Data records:
--- --- ---
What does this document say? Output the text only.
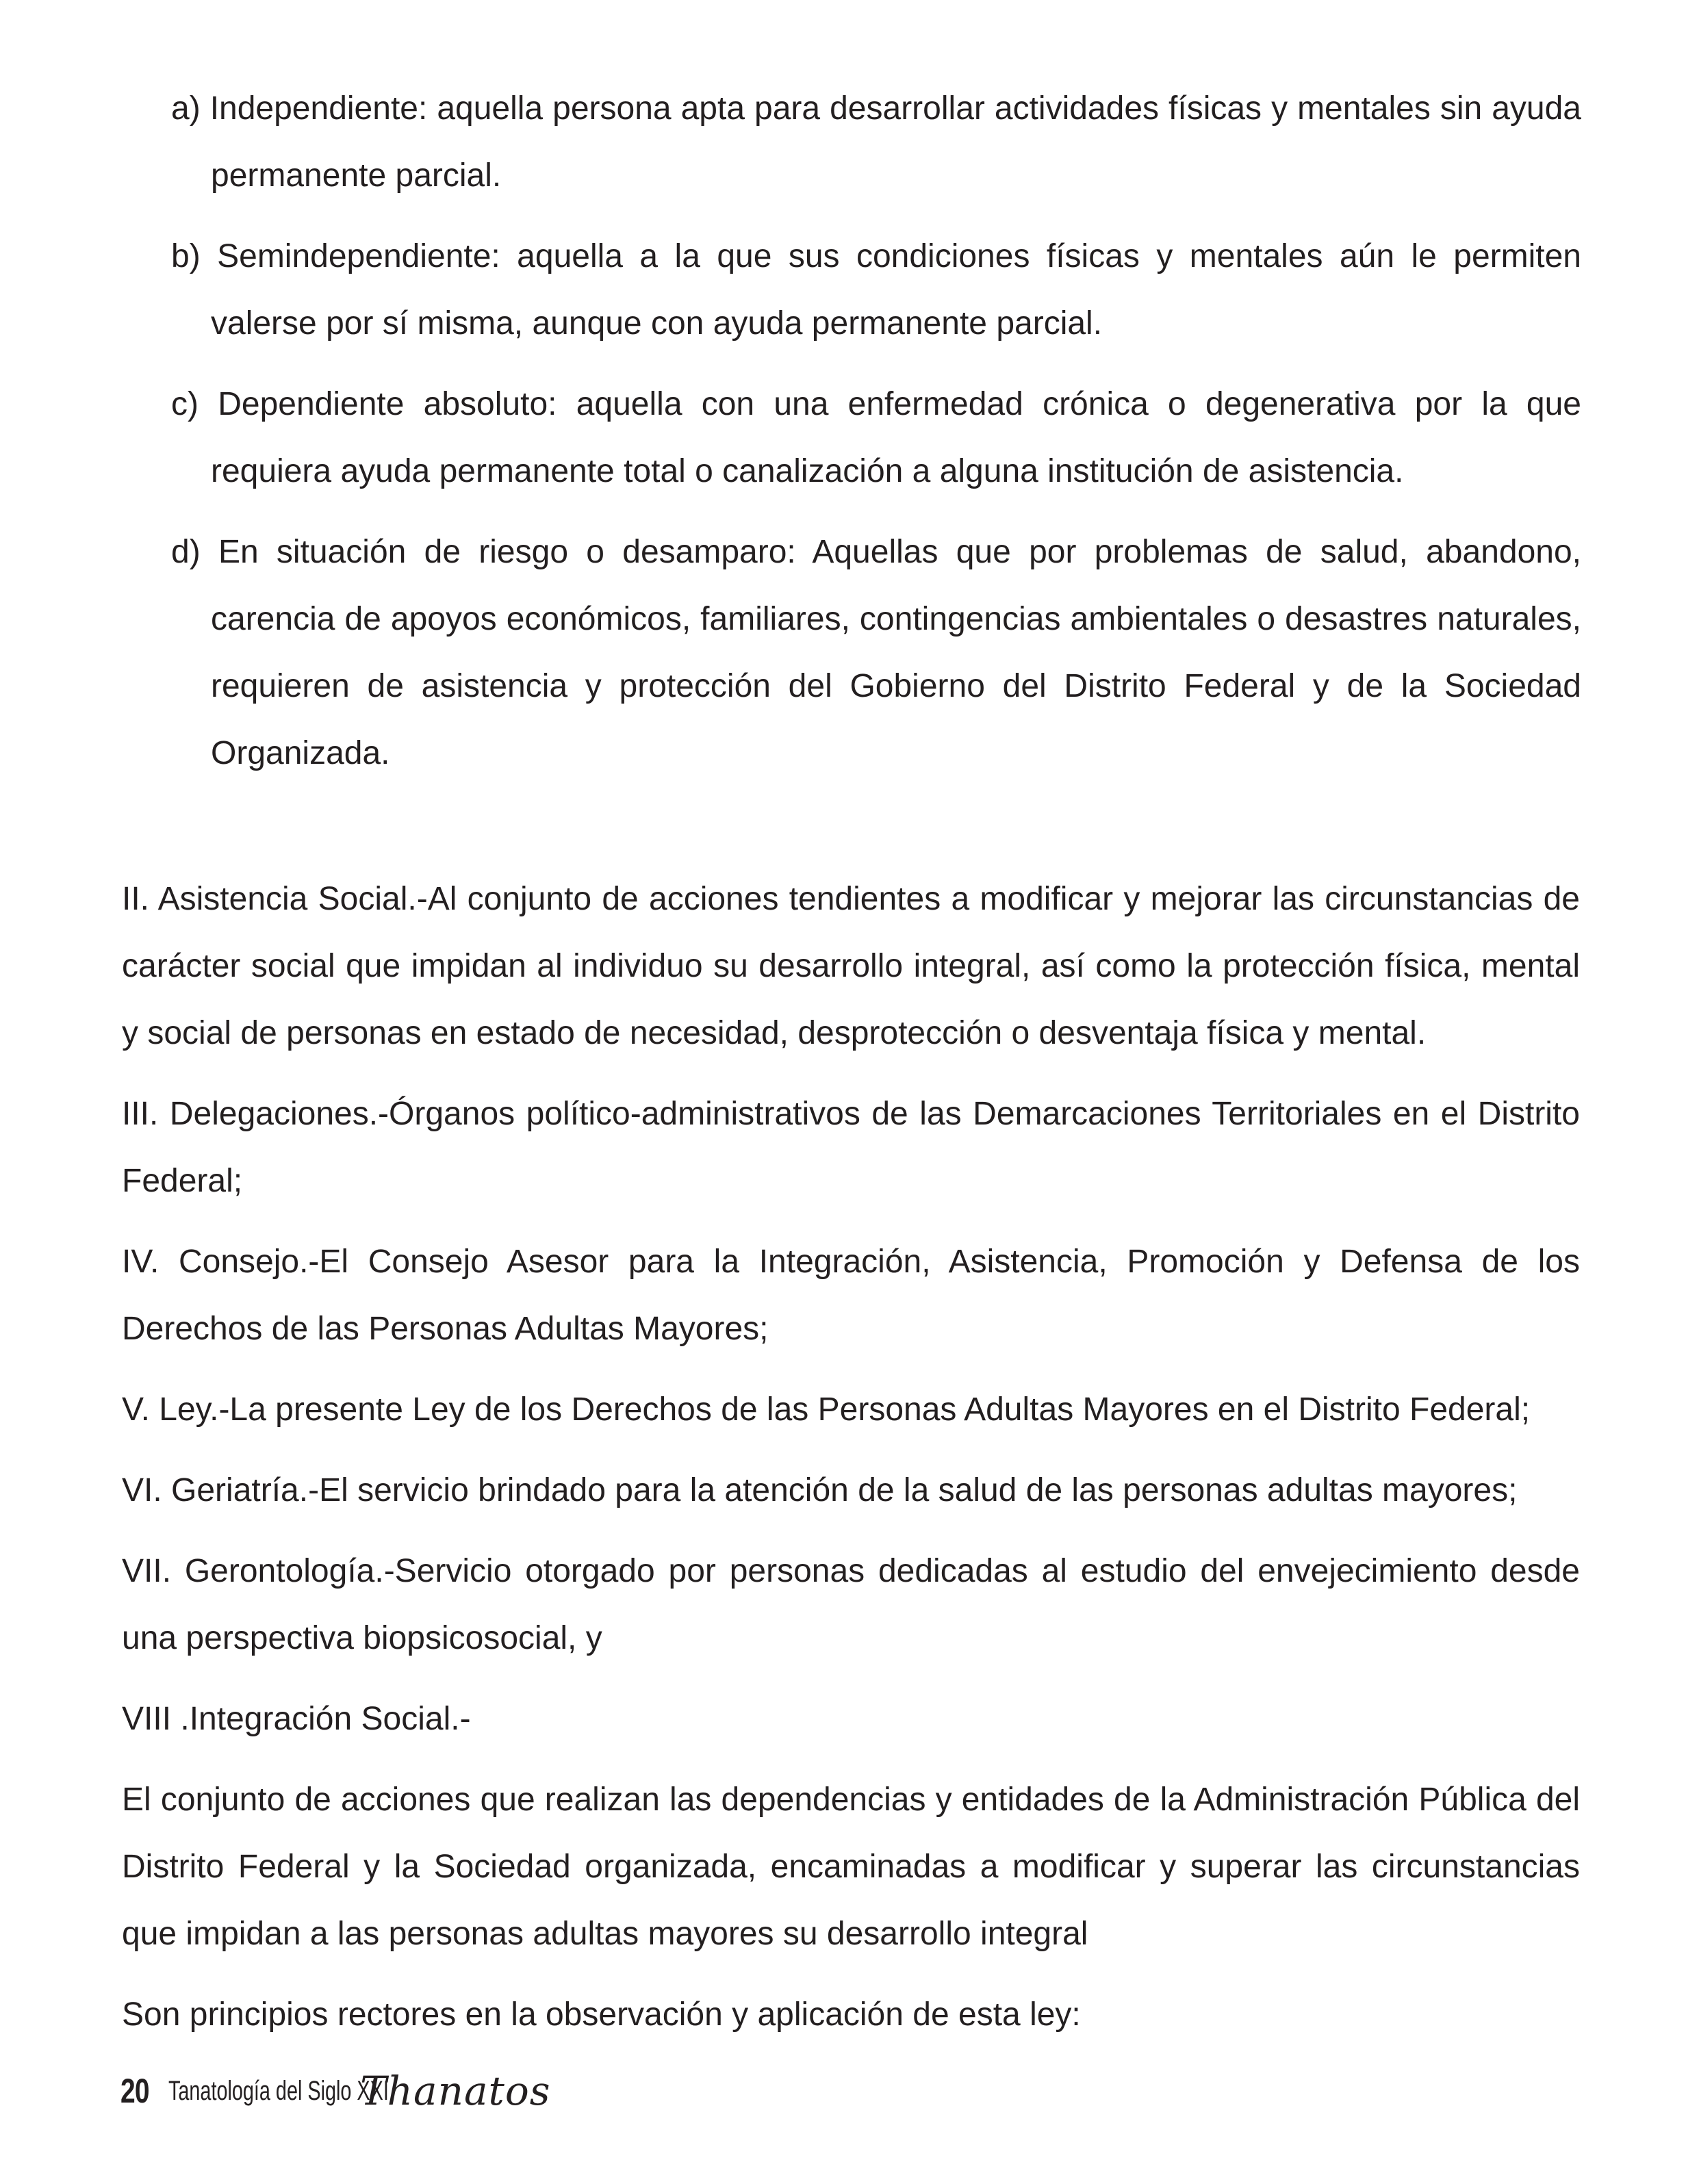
a) Independiente: aquella persona apta para desarrollar actividades físicas y mentales sin ayuda permanente parcial.
b) Semindependiente: aquella a la que sus condiciones físicas y mentales aún le permiten valerse por sí misma, aunque con ayuda permanente parcial.
c) Dependiente absoluto: aquella con una enfermedad crónica o degenerativa por la que requiera ayuda permanente total o canalización a alguna institución de asistencia.
d) En situación de riesgo o desamparo: Aquellas que por problemas de salud, abandono, carencia de apoyos económicos, familiares, contingencias ambientales o desastres naturales, requieren de asistencia y protección del Gobierno del Distrito Federal y de la Sociedad Organizada.

II. Asistencia Social.-Al conjunto de acciones tendientes a modificar y mejorar las circunstancias de carácter social que impidan al individuo su desarrollo integral, así como la protección física, mental y social de personas en estado de necesidad, desprotección o desventaja física y mental.

III. Delegaciones.-Órganos político-administrativos de las Demarcaciones Territoriales en el Distrito Federal;

IV. Consejo.-El Consejo Asesor para la Integración, Asistencia, Promoción y Defensa de los Derechos de las Personas Adultas Mayores;

V. Ley.-La presente Ley de los Derechos de las Personas Adultas Mayores en el Distrito Federal;

VI. Geriatría.-El servicio brindado para la atención de la salud de las personas adultas mayores;

VII. Gerontología.-Servicio otorgado por personas dedicadas al estudio del envejecimiento desde una perspectiva biopsicosocial, y

VIII .Integración Social.-

El conjunto de acciones que realizan las dependencias y entidades de la Administración Pública del Distrito Federal y la Sociedad organizada, encaminadas a modificar y superar las circunstancias que impidan a las personas adultas mayores su desarrollo integral

Son principios rectores en la observación y aplicación de esta ley:

20 Tanatología del Siglo XXI
Thanatos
--- --- ---
**WORK TO COMPLETE:**
Search the entries for "desarrollo" and copy out each line that has it.

**OUTPUT:**
II. Asistencia Social.-Al conjunto de acciones tendientes a modificar y mejorar las circunstancias de carácter social que impidan al individuo su desarrollo integral, así como la protección física, mental y social de personas en estado de necesidad, desprotección o desventaja física y mental.
El conjunto de acciones que realizan las dependencias y entidades de la Administración Pública del Distrito Federal y la Sociedad organizada, encaminadas a modificar y superar las circunstancias que impidan a las personas adultas mayores su desarrollo integral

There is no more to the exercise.